**REQUEST:**
Rewrite the data below with every "more-button" changed to "more-link" and nothing else altered. Leave out the pictures.

Element placement data
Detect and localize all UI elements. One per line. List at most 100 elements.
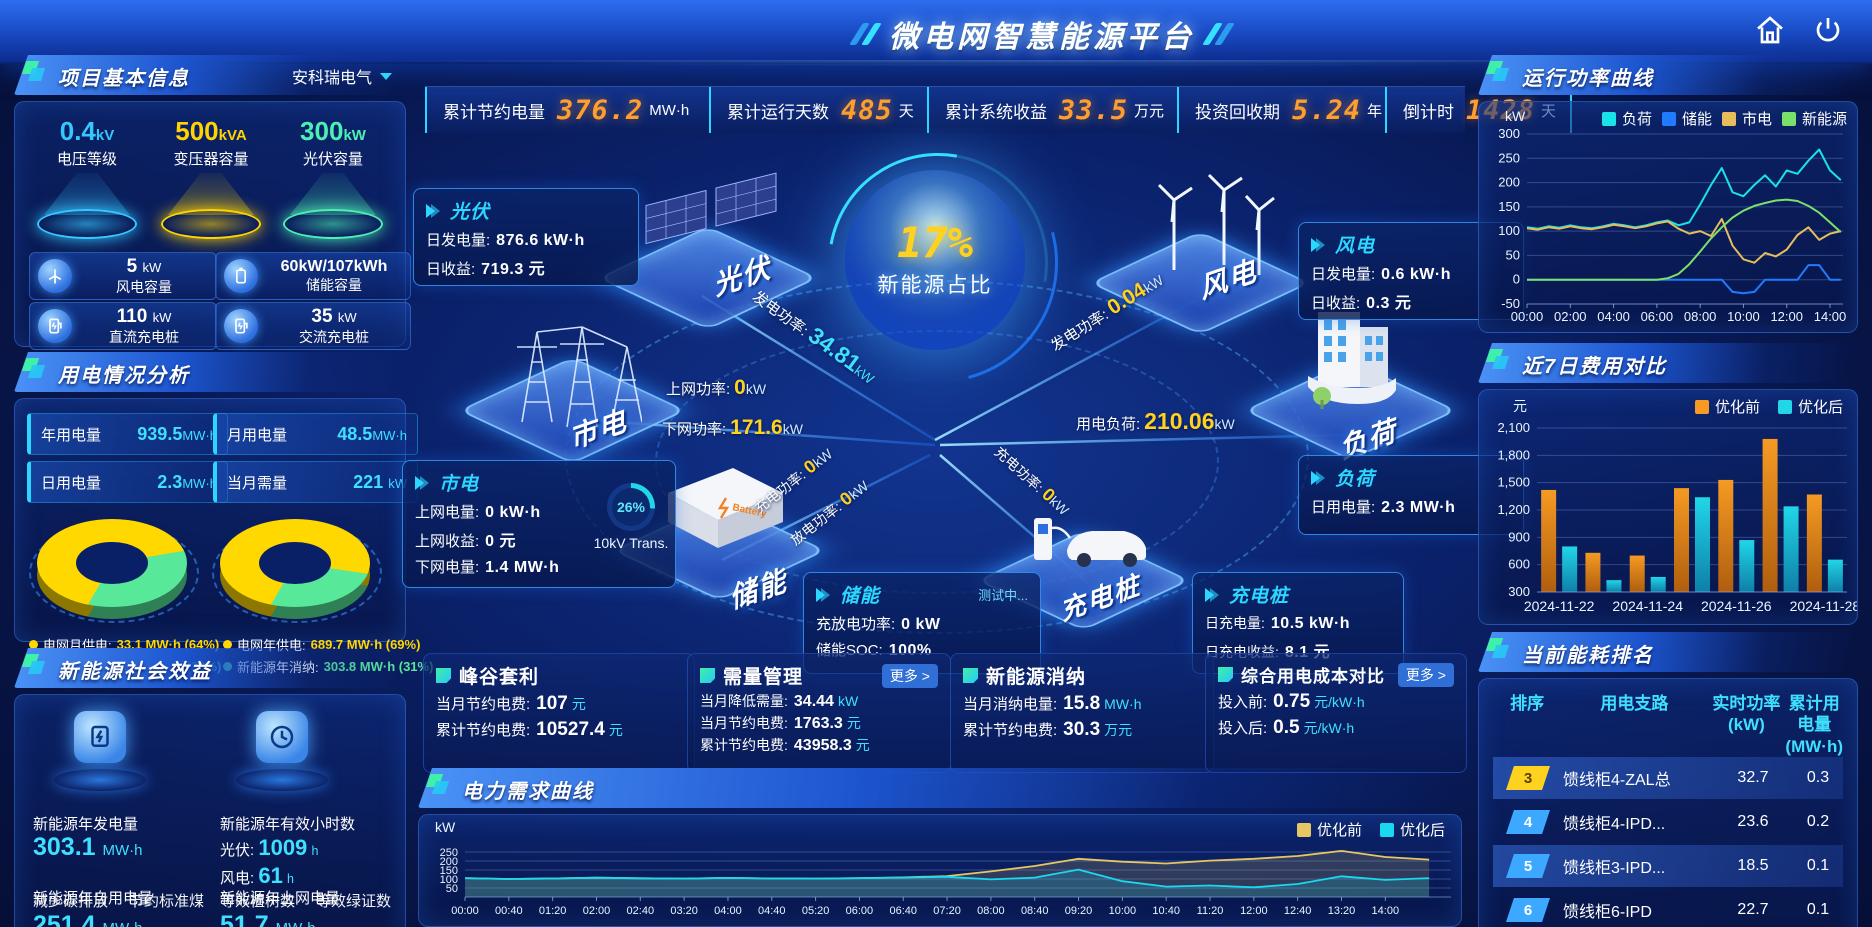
svg-text:00:00: 00:00 [451, 905, 479, 917]
legend-item-市电[interactable]: 市电 [1721, 108, 1772, 129]
y-axis-unit: kW [1505, 108, 1526, 124]
legend-label: 市电 [1741, 111, 1772, 128]
svg-text:50: 50 [446, 883, 458, 895]
legend-item-优化前[interactable]: 优化前 [1296, 819, 1362, 840]
svg-text:150: 150 [440, 865, 458, 877]
svg-text:09:20: 09:20 [1065, 905, 1093, 917]
transformer-gauge: 26% 10kV Trans. [591, 483, 671, 551]
panel-title: 项目基本信息 [58, 68, 190, 90]
svg-text:250: 250 [440, 847, 458, 859]
legend-label: 储能 [1681, 111, 1712, 128]
svg-text:13:20: 13:20 [1328, 905, 1356, 917]
cone-voltage: 0.4kV 电压等级 [27, 116, 147, 239]
rank-badge: 4 [1506, 810, 1550, 834]
chip-month-demand: 当月需量 221 kW [213, 461, 418, 503]
social-hours: 新能源年有效小时数 光伏: 1009 h 风电: 61 h [220, 816, 356, 888]
chip-month-energy: 月用电量 48.5MW·h [213, 413, 418, 455]
card-renewable-consumption: 新能源消纳 当月消纳电量: 15.8 MW·h 累计节约电费: 30.3 万元 [950, 653, 1214, 773]
title-decor-left [849, 23, 882, 45]
more-button[interactable]: 更多 > [1397, 662, 1454, 687]
pedestal-generation [45, 711, 155, 791]
ranking-row[interactable]: 4 馈线柜4-IPD... 23.6 0.2 [1493, 801, 1843, 843]
pedestal-hours [227, 711, 337, 791]
card-ac-charger: 35 kW 交流充电桩 [215, 302, 411, 350]
stat-run-days: 累计运行天数 485 天 [709, 87, 927, 133]
svg-text:300: 300 [1508, 584, 1530, 599]
more-button[interactable]: 更多 > [881, 663, 938, 688]
stat-income: 累计系统收益 33.5 万元 [927, 87, 1177, 133]
panel-title: 当前能耗排名 [1522, 645, 1654, 667]
panel-corner-icon [1485, 59, 1512, 85]
panel-corner-icon [1485, 636, 1512, 662]
legend-item-新能源[interactable]: 新能源 [1781, 108, 1847, 129]
rank-badge: 5 [1506, 854, 1550, 878]
legend-item-负荷[interactable]: 负荷 [1601, 108, 1652, 129]
battery-container-art: Battery [668, 468, 783, 548]
flow-from-grid: 下网功率: 171.6kW [662, 416, 803, 439]
solar-bolt-icon [74, 711, 126, 763]
card-cost-compare: 综合用电成本对比 更多 > 投入前: 0.75 元/kW·h 投入后: 0.5 元/kW… [1205, 653, 1467, 773]
chevron-right-icon [1311, 237, 1327, 252]
y-axis-unit: 元 [1513, 398, 1527, 414]
panel-social-benefit: 新能源社会效益 新能源年发电量 303.1 MW·h [14, 648, 406, 927]
legend-swatch [1296, 822, 1311, 837]
legend-item-优化后[interactable]: 优化后 [1777, 396, 1843, 417]
svg-text:10:40: 10:40 [1152, 905, 1180, 917]
svg-text:04:40: 04:40 [758, 905, 786, 917]
chevron-right-icon [1311, 470, 1327, 485]
card-peak-valley-arbitrage: 峰谷套利 当月节约电费: 107 元 累计节约电费: 10527.4 元 [423, 653, 695, 773]
svg-text:200: 200 [1498, 175, 1520, 190]
svg-text:100: 100 [1498, 223, 1520, 238]
company-dropdown[interactable]: 安科瑞电气 [292, 64, 392, 88]
ranking-header: 排序 用电支路 实时功率 (kW) 累计用电量 (MW·h) [1510, 694, 1843, 756]
svg-text:1,800: 1,800 [1497, 447, 1530, 462]
svg-text:10:00: 10:00 [1727, 309, 1760, 324]
cone-transformer: 500kVA 变压器容量 [151, 116, 271, 239]
panel-corner-icon [21, 652, 48, 678]
rank-badge: 3 [1506, 766, 1550, 790]
demand-chart-legend: 优化前 优化后 [1296, 819, 1445, 840]
ranking-row[interactable]: 6 馈线柜6-IPD 22.7 0.1 [1493, 889, 1843, 927]
legend-item-优化后[interactable]: 优化后 [1379, 819, 1445, 840]
panel-title: 运行功率曲线 [1522, 68, 1654, 90]
svg-text:12:00: 12:00 [1240, 905, 1268, 917]
panel-corner-icon [1485, 347, 1512, 373]
fee-chart-legend: 优化前 优化后 [1694, 396, 1843, 417]
ranking-row[interactable]: 3 馈线柜4-ZAL总 32.7 0.3 [1493, 757, 1843, 799]
fee-chart: 300 600 900 1,200 1,500 1,800 2,100 2024-11-22 2… [1479, 406, 1860, 631]
svg-text:02:40: 02:40 [627, 905, 655, 917]
svg-text:07:20: 07:20 [933, 905, 961, 917]
svg-text:12:40: 12:40 [1284, 905, 1312, 917]
panel-demand-curve: 电力需求曲线 kW 优化前 优化后 50 100 150 200 250 00:00 00:4… [418, 768, 1462, 927]
svg-text:00:00: 00:00 [1511, 309, 1544, 324]
svg-text:900: 900 [1508, 529, 1530, 544]
chip-day-energy: 日用电量 2.3MW·h [27, 461, 228, 503]
run_power-svg: -50 0 50 100 150 200 250 300 00:00 02:00 04:00 06:0… [1498, 126, 1846, 324]
card-wind-capacity: 5 kW 风电容量 [29, 252, 217, 300]
svg-text:150: 150 [1498, 199, 1520, 214]
svg-text:08:40: 08:40 [1021, 905, 1049, 917]
legend-label: 新能源 [1801, 111, 1847, 128]
legend-item-储能[interactable]: 储能 [1661, 108, 1712, 129]
svg-text:250: 250 [1498, 150, 1520, 165]
chevron-right-icon [415, 475, 431, 490]
legend-item-优化前[interactable]: 优化前 [1694, 396, 1760, 417]
legend-swatch [1661, 111, 1676, 126]
panel-run-power-curve: 运行功率曲线 kW 负荷 储能 市电 新能源 -50 0 50 100 150 200 250 30… [1478, 55, 1858, 333]
ac-charger-icon [224, 309, 258, 343]
home-icon[interactable] [1754, 14, 1786, 46]
ranking-row[interactable]: 5 馈线柜3-IPD... 18.5 0.1 [1493, 845, 1843, 887]
fee_compare-svg: 300 600 900 1,200 1,500 1,800 2,100 2024-11-22 2… [1497, 420, 1860, 614]
ev-charger-art [1034, 518, 1146, 567]
legend-label: 优化后 [1399, 822, 1445, 839]
svg-text:04:00: 04:00 [714, 905, 742, 917]
svg-text:02:00: 02:00 [1554, 309, 1587, 324]
chip-year-energy: 年用电量 939.5MW·h [27, 413, 228, 455]
power-icon[interactable] [1812, 14, 1844, 46]
social-self-use: 减少碳排放 节约标准煤 新能源年自用电量 251.4 MW·h 176.1 t … [33, 890, 205, 927]
dc-charger-icon [38, 309, 72, 343]
renewable-percent: 17% [897, 218, 973, 267]
legend-swatch [1781, 111, 1796, 126]
clock-icon [256, 711, 308, 763]
load-building-art [1308, 312, 1396, 409]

**CORRECT RESPONSE:**
Detect and localize all UI elements. One per line. List at most 100 elements.
svg-text:00:00: 00:00 [451, 905, 479, 917]
legend-item-市电[interactable]: 市电 [1721, 108, 1772, 129]
y-axis-unit: kW [1505, 108, 1526, 124]
legend-label: 市电 [1741, 111, 1772, 128]
svg-text:50: 50 [446, 883, 458, 895]
legend-item-优化前[interactable]: 优化前 [1296, 819, 1362, 840]
svg-text:150: 150 [440, 865, 458, 877]
svg-text:09:20: 09:20 [1065, 905, 1093, 917]
transformer-gauge: 26% 10kV Trans. [591, 483, 671, 551]
panel-title: 项目基本信息 [58, 68, 190, 90]
svg-text:250: 250 [440, 847, 458, 859]
legend-label: 储能 [1681, 111, 1712, 128]
svg-text:13:20: 13:20 [1328, 905, 1356, 917]
cone-voltage: 0.4kV 电压等级 [27, 116, 147, 239]
rank-badge: 4 [1506, 810, 1550, 834]
chip-month-demand: 当月需量 221 kW [213, 461, 418, 503]
social-hours: 新能源年有效小时数 光伏: 1009 h 风电: 61 h [220, 816, 356, 888]
chip-month-energy: 月用电量 48.5MW·h [213, 413, 418, 455]
card-renewable-consumption: 新能源消纳 当月消纳电量: 15.8 MW·h 累计节约电费: 30.3 万元 [950, 653, 1214, 773]
title-decor-left [849, 23, 882, 45]
more-link[interactable]: 更多 > [1397, 662, 1454, 687]
pedestal-generation [45, 711, 155, 791]
ranking-row[interactable]: 4 馈线柜4-IPD... 23.6 0.2 [1493, 801, 1843, 843]
pedestal-hours [227, 711, 337, 791]
card-ac-charger: 35 kW 交流充电桩 [215, 302, 411, 350]
stat-run-days: 累计运行天数 485 天 [709, 87, 927, 133]
svg-text:300: 300 [1508, 584, 1530, 599]
more-link[interactable]: 更多 > [881, 663, 938, 688]
stat-income: 累计系统收益 33.5 万元 [927, 87, 1177, 133]
panel-title: 当前能耗排名 [1522, 645, 1654, 667]
panel-corner-icon [1485, 59, 1512, 85]
panel-corner-icon [1485, 636, 1512, 662]
legend-item-新能源[interactable]: 新能源 [1781, 108, 1847, 129]
rank-badge: 5 [1506, 854, 1550, 878]
legend-item-负荷[interactable]: 负荷 [1601, 108, 1652, 129]
battery-container-art: Battery [668, 468, 783, 548]
flow-from-grid: 下网功率: 171.6kW [662, 416, 803, 439]
solar-bolt-icon [74, 711, 126, 763]
card-cost-compare: 综合用电成本对比 更多 > 投入前: 0.75 元/kW·h 投入后: 0.5 元/kW… [1205, 653, 1467, 773]
chevron-right-icon [1311, 237, 1327, 252]
y-axis-unit: 元 [1513, 398, 1527, 414]
panel-social-benefit: 新能源社会效益 新能源年发电量 303.1 MW·h [14, 648, 406, 927]
legend-swatch [1296, 822, 1311, 837]
legend-item-优化后[interactable]: 优化后 [1777, 396, 1843, 417]
svg-text:10:40: 10:40 [1152, 905, 1180, 917]
svg-text:04:40: 04:40 [758, 905, 786, 917]
chevron-right-icon [1311, 470, 1327, 485]
card-peak-valley-arbitrage: 峰谷套利 当月节约电费: 107 元 累计节约电费: 10527.4 元 [423, 653, 695, 773]
svg-text:200: 200 [1498, 175, 1520, 190]
svg-text:100: 100 [1498, 223, 1520, 238]
company-dropdown[interactable]: 安科瑞电气 [292, 64, 392, 88]
ranking-header: 排序 用电支路 实时功率 (kW) 累计用电量 (MW·h) [1510, 694, 1843, 756]
svg-text:1,800: 1,800 [1497, 447, 1530, 462]
svg-text:10:00: 10:00 [1727, 309, 1760, 324]
cone-transformer: 500kVA 变压器容量 [151, 116, 271, 239]
panel-corner-icon [21, 652, 48, 678]
rank-badge: 3 [1506, 766, 1550, 790]
demand-chart-legend: 优化前 优化后 [1296, 819, 1445, 840]
ranking-row[interactable]: 6 馈线柜6-IPD 22.7 0.1 [1493, 889, 1843, 927]
legend-item-优化后[interactable]: 优化后 [1379, 819, 1445, 840]
panel-title: 运行功率曲线 [1522, 68, 1654, 90]
svg-text:12:00: 12:00 [1240, 905, 1268, 917]
panel-corner-icon [1485, 347, 1512, 373]
fee-chart-legend: 优化前 优化后 [1694, 396, 1843, 417]
ranking-row[interactable]: 3 馈线柜4-ZAL总 32.7 0.3 [1493, 757, 1843, 799]
fee-chart: 300 600 900 1,200 1,500 1,800 2,100 2024-11-22 2… [1479, 406, 1860, 631]
svg-text:02:40: 02:40 [627, 905, 655, 917]
svg-text:07:20: 07:20 [933, 905, 961, 917]
svg-text:12:40: 12:40 [1284, 905, 1312, 917]
panel-demand-curve: 电力需求曲线 kW 优化前 优化后 50 100 150 200 250 00:00 00:4… [418, 768, 1462, 927]
svg-text:00:00: 00:00 [1511, 309, 1544, 324]
svg-text:900: 900 [1508, 529, 1530, 544]
chip-day-energy: 日用电量 2.3MW·h [27, 461, 228, 503]
run_power-svg: -50 0 50 100 150 200 250 300 00:00 02:00 04:00 06:0… [1498, 126, 1846, 324]
card-wind-capacity: 5 kW 风电容量 [29, 252, 217, 300]
svg-text:150: 150 [1498, 199, 1520, 214]
svg-text:08:40: 08:40 [1021, 905, 1049, 917]
legend-label: 新能源 [1801, 111, 1847, 128]
legend-item-储能[interactable]: 储能 [1661, 108, 1712, 129]
svg-text:250: 250 [1498, 150, 1520, 165]
chevron-right-icon [415, 475, 431, 490]
legend-item-优化前[interactable]: 优化前 [1694, 396, 1760, 417]
legend-swatch [1661, 111, 1676, 126]
panel-run-power-curve: 运行功率曲线 kW 负荷 储能 市电 新能源 -50 0 50 100 150 200 250 30… [1478, 55, 1858, 333]
ac-charger-icon [224, 309, 258, 343]
home-icon[interactable] [1754, 14, 1786, 46]
ranking-row[interactable]: 5 馈线柜3-IPD... 18.5 0.1 [1493, 845, 1843, 887]
fee_compare-svg: 300 600 900 1,200 1,500 1,800 2,100 2024-11-22 2… [1497, 420, 1860, 614]
ev-charger-art [1034, 518, 1146, 567]
legend-label: 优化后 [1399, 822, 1445, 839]
svg-text:04:00: 04:00 [714, 905, 742, 917]
svg-text:02:00: 02:00 [1554, 309, 1587, 324]
chip-year-energy: 年用电量 939.5MW·h [27, 413, 228, 455]
power-icon[interactable] [1812, 14, 1844, 46]
social-self-use: 减少碳排放 节约标准煤 新能源年自用电量 251.4 MW·h 176.1 t … [33, 890, 205, 927]
dc-charger-icon [38, 309, 72, 343]
renewable-percent: 17% [897, 218, 973, 267]
legend-swatch [1781, 111, 1796, 126]
clock-icon [256, 711, 308, 763]
load-building-art [1308, 312, 1396, 409]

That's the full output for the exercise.